Descrição do exercício:
Por favor, reescreva o trecho do texto sobre o Pantanal que começa com as palavras "Valor Econômico" e termina com "família de bugios.", trocando "bugios" por "macacos".

Texto para leitura:
********

Valor Econômico
Destruído pelo fogo há dois anos, o
Pantanal agora está ameaçado pela água
A imagem é dilacerante - um corpo carbonizado, de joelhos, no meio das cinzas. Parece um homem, não fosse a longa cauda. Até onde a vista alcança está tudo morto. O fotógrafo Lalo de Almeida, autor de uma série de imagens impressionantes durante e depois dos incêndios de 2020-2021 que queimaram mais de 20% do Pantanal, lembra bem desse dia. O parceiro das reportagens da “Folha de S.Paulo”, jornalista Fabiano Maisonnave, ficara escrevendo na sede da fazenda na Serra do Amolar, Mato Grosso do Sul. Lalo saiu com Rafael Galvão, gerente da fazenda Santa Tereza, “um pantaneiro que só de olhar o aspecto da vegetação sabia onde o fogo tinha passado com mais intensidade”. Foi então que viram a família de bugios.
O fotojornalista retratou aves carbonizadas
presas a galhos destruídos, antas mortas pelo fogo, sucuris queimadas, filhotes
perdidos sem os pais, pontes pegando fogo, jacarés fugindo, brigadistas
extenuados. As imagens do que ele chama de “floresta de pesadelo” fizeram
história e venceram a categoria Meio Ambiente do World Press Photo, a mais
prestigiosa premiação mundial do fotojornalismo. Estão na memória de quem se
lembra das cenas daquele inferno que destruiu mais de 25% do bioma. Hoje,
passados dois anos, o Pantanal volta a pedir socorro.

********

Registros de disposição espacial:
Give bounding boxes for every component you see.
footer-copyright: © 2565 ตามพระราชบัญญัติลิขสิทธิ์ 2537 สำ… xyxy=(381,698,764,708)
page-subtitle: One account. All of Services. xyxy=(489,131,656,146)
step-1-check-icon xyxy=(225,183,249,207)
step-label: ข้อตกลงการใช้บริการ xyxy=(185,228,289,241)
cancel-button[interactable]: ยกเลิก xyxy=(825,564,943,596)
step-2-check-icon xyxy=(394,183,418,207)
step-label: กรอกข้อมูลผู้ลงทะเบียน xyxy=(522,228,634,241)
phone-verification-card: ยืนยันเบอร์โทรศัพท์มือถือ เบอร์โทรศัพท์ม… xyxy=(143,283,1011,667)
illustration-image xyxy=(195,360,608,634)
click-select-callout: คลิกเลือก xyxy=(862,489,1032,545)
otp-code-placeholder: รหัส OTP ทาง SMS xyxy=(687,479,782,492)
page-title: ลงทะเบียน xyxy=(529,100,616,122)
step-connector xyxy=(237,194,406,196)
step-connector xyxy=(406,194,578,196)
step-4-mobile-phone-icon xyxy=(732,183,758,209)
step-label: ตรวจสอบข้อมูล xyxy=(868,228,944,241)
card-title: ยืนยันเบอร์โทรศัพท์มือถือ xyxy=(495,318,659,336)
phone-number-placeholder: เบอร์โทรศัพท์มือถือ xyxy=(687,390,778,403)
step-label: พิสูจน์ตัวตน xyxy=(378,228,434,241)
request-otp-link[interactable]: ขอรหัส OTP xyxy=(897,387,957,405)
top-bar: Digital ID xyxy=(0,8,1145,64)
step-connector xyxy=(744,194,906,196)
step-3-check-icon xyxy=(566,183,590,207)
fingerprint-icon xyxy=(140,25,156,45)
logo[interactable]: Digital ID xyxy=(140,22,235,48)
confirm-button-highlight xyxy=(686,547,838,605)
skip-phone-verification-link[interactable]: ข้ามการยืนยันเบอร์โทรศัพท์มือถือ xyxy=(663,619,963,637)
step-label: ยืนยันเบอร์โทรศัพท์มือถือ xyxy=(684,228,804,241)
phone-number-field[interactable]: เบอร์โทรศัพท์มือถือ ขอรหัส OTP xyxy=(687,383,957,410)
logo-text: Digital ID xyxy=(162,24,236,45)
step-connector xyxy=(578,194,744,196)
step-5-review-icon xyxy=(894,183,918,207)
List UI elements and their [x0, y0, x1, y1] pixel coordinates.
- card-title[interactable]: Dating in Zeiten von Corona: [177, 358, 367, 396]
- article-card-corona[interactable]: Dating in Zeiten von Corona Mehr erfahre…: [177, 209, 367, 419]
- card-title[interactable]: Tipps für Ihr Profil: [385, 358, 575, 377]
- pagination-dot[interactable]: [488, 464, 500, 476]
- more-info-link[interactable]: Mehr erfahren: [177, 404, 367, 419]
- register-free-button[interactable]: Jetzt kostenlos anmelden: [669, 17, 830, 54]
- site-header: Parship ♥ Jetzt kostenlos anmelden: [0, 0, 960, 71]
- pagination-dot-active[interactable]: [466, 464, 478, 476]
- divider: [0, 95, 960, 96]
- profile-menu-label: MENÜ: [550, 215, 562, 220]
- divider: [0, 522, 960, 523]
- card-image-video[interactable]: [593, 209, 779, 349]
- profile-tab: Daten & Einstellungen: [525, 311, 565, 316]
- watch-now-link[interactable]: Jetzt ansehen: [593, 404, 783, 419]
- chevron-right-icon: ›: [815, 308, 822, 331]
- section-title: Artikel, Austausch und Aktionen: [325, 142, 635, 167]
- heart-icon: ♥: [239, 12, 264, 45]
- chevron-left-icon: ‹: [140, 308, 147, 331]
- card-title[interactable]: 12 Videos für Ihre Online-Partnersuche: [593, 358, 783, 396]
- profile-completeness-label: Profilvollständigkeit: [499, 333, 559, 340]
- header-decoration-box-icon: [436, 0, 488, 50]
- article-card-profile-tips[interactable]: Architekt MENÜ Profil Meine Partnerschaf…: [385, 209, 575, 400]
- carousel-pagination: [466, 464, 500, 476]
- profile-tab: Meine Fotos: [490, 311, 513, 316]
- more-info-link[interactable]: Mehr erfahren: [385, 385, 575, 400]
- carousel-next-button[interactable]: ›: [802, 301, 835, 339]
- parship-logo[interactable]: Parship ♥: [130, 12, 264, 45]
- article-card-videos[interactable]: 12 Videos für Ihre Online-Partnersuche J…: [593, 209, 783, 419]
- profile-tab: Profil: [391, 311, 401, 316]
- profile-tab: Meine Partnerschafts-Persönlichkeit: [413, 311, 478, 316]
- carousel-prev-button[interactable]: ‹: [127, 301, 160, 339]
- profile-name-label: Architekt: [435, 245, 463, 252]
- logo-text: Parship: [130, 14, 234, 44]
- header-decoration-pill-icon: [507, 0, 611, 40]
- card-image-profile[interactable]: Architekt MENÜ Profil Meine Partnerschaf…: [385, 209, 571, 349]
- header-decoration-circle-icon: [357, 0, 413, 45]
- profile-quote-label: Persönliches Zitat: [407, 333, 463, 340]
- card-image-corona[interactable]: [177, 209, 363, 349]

********

Problema resolvido:
Valor Econômico
Destruído pelo fogo há dois anos, o
Pantanal agora está ameaçado pela água
A imagem é dilacerante - um corpo carbonizado, de joelhos, no meio das cinzas. Parece um homem, não fosse a longa cauda. Até onde a vista alcança está tudo morto. O fotógrafo Lalo de Almeida, autor de uma série de imagens impressionantes durante e depois dos incêndios de 2020-2021 que queimaram mais de 20% do Pantanal, lembra bem desse dia. O parceiro das reportagens da “Folha de S.Paulo”, jornalista Fabiano Maisonnave, ficara escrevendo na sede da fazenda na Serra do Amolar, Mato Grosso do Sul. Lalo saiu com Rafael Galvão, gerente da fazenda Santa Tereza, “um pantaneiro que só de olhar o aspecto da vegetação sabia onde o fogo tinha passado com mais intensidade”. Foi então que viram a família de macacos.